Below are records to be output exactly, every one of them.

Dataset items
....................

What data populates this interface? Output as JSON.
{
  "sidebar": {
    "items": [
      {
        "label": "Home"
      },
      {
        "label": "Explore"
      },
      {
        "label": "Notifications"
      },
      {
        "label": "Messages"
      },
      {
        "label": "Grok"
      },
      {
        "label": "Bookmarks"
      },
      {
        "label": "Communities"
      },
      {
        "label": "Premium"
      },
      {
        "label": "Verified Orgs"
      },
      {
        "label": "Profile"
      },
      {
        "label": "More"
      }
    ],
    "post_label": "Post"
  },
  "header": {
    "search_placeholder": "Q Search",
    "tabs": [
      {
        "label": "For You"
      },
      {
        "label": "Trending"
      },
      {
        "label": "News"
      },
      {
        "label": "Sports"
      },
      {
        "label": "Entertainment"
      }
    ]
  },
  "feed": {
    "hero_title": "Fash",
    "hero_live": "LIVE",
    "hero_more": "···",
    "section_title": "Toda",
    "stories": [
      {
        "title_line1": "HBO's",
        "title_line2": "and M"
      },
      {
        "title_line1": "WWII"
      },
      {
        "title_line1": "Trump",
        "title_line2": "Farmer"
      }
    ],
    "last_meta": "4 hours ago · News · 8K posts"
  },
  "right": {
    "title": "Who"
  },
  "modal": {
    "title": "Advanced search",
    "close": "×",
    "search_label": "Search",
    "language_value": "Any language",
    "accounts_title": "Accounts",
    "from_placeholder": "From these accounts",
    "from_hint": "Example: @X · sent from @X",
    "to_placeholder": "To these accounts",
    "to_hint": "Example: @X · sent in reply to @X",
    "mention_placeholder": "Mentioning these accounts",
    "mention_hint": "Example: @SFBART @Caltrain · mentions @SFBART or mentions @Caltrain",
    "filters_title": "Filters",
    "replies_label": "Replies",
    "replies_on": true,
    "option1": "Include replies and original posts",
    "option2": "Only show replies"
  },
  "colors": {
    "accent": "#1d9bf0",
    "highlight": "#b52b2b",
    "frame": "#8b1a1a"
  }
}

....................

THE OUTPUT:
What data populates this interface? Output as JSON.
{
  "sidebar": {
    "items": [
      {
        "label": "Home"
      },
      {
        "label": "Explore"
      },
      {
        "label": "Notifications"
      },
      {
        "label": "Messages"
      },
      {
        "label": "Grok"
      },
      {
        "label": "Bookmarks"
      },
      {
        "label": "Communities"
      },
      {
        "label": "Premium"
      },
      {
        "label": "Verified Orgs"
      },
      {
        "label": "Profile"
      },
      {
        "label": "More"
      }
    ],
    "post_label": "Post"
  },
  "header": {
    "search_placeholder": "Q Search",
    "tabs": [
      {
        "label": "For You"
      },
      {
        "label": "Trending"
      },
      {
        "label": "News"
      },
      {
        "label": "Sports"
      },
      {
        "label": "Entertainment"
      }
    ]
  },
  "feed": {
    "hero_title": "Fash",
    "hero_live": "LIVE",
    "hero_more": "···",
    "section_title": "Toda",
    "stories": [
      {
        "title_line1": "HBO's",
        "title_line2": "and M"
      },
      {
        "title_line1": "WWII"
      },
      {
        "title_line1": "Trump",
        "title_line2": "Farmer"
      }
    ],
    "last_meta": "4 hours ago · News · 8K posts"
  },
  "right": {
    "title": "Who"
  },
  "modal": {
    "title": "Advanced search",
    "close": "×",
    "search_label": "Search",
    "language_value": "Any language",
    "accounts_title": "Accounts",
    "from_placeholder": "From these accounts",
    "from_hint": "Example: @X · sent from @X",
    "to_placeholder": "To these accounts",
    "to_hint": "Example: @X · sent in reply to @X",
    "mention_placeholder": "Mentioning these accounts",
    "mention_hint": "Example: @SFBART @Caltrain · mentions @SFBART or mentions @Caltrain",
    "filters_title": "Filters",
    "replies_label": "Replies",
    "replies_on": true,
    "option1": "Include replies and original posts",
    "option2": "Only show replies"
  },
  "colors": {
    "accent": "#1d9bf0",
    "highlight": "#b52b2b",
    "frame": "#8b1a1a"
  }
}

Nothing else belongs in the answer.